> Dataset records:
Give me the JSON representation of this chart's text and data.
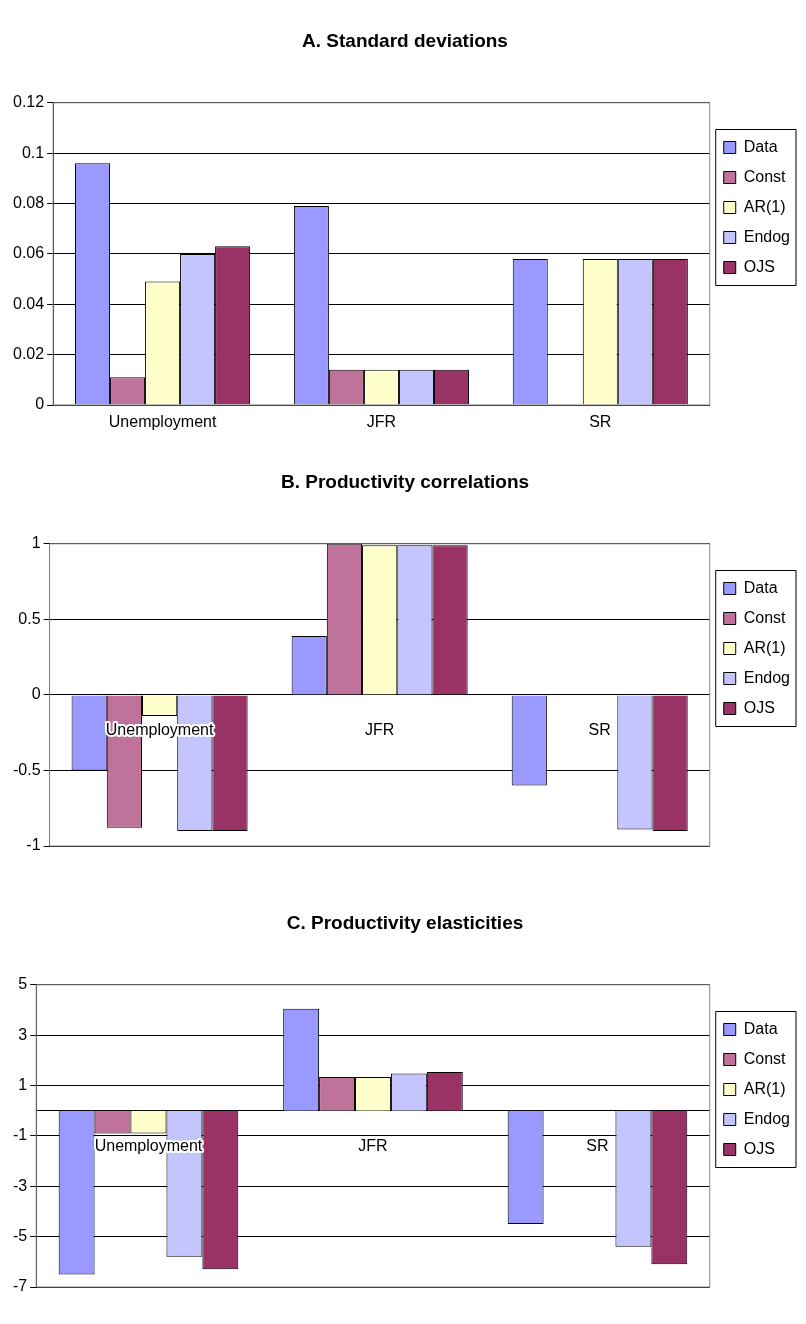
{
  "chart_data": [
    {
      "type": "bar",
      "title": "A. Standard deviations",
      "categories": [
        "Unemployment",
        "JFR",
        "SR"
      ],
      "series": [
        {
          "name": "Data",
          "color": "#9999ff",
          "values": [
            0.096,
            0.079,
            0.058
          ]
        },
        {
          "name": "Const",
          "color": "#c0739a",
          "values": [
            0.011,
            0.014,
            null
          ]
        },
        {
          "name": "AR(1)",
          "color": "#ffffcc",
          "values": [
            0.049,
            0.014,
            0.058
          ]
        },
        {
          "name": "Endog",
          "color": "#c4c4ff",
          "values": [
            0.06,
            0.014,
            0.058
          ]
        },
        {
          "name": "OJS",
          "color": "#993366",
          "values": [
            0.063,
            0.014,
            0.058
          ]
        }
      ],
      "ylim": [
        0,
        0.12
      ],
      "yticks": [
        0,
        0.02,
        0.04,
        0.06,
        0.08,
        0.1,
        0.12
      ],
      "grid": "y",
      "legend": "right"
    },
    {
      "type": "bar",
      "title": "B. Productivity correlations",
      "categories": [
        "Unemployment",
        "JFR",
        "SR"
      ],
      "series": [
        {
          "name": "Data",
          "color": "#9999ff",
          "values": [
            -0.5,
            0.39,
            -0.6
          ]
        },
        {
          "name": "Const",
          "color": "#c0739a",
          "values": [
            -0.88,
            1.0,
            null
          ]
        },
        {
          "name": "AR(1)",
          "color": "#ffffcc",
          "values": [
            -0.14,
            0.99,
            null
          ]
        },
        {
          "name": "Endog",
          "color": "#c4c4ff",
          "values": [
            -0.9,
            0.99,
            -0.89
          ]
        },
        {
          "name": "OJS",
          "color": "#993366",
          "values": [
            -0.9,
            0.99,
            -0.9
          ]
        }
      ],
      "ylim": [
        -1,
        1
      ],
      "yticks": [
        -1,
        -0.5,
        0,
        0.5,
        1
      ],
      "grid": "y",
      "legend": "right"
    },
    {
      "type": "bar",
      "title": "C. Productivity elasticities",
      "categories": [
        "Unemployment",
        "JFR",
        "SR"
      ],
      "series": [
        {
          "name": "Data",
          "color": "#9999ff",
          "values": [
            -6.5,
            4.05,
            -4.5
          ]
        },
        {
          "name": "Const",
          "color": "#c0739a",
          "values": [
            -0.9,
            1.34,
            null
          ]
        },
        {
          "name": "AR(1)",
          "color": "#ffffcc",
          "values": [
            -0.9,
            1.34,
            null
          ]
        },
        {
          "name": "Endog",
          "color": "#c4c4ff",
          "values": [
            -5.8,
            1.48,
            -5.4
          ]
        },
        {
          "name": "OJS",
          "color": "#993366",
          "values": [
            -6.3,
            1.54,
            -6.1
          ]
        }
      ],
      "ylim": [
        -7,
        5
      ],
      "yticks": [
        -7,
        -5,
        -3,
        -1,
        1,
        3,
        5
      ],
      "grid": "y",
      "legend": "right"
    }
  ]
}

> Set exercise: Go through the records above, find every line with the word "Productivity", and list those lines.

> Full solution:
      "title": "B. Productivity correlations",
      "title": "C. Productivity elasticities",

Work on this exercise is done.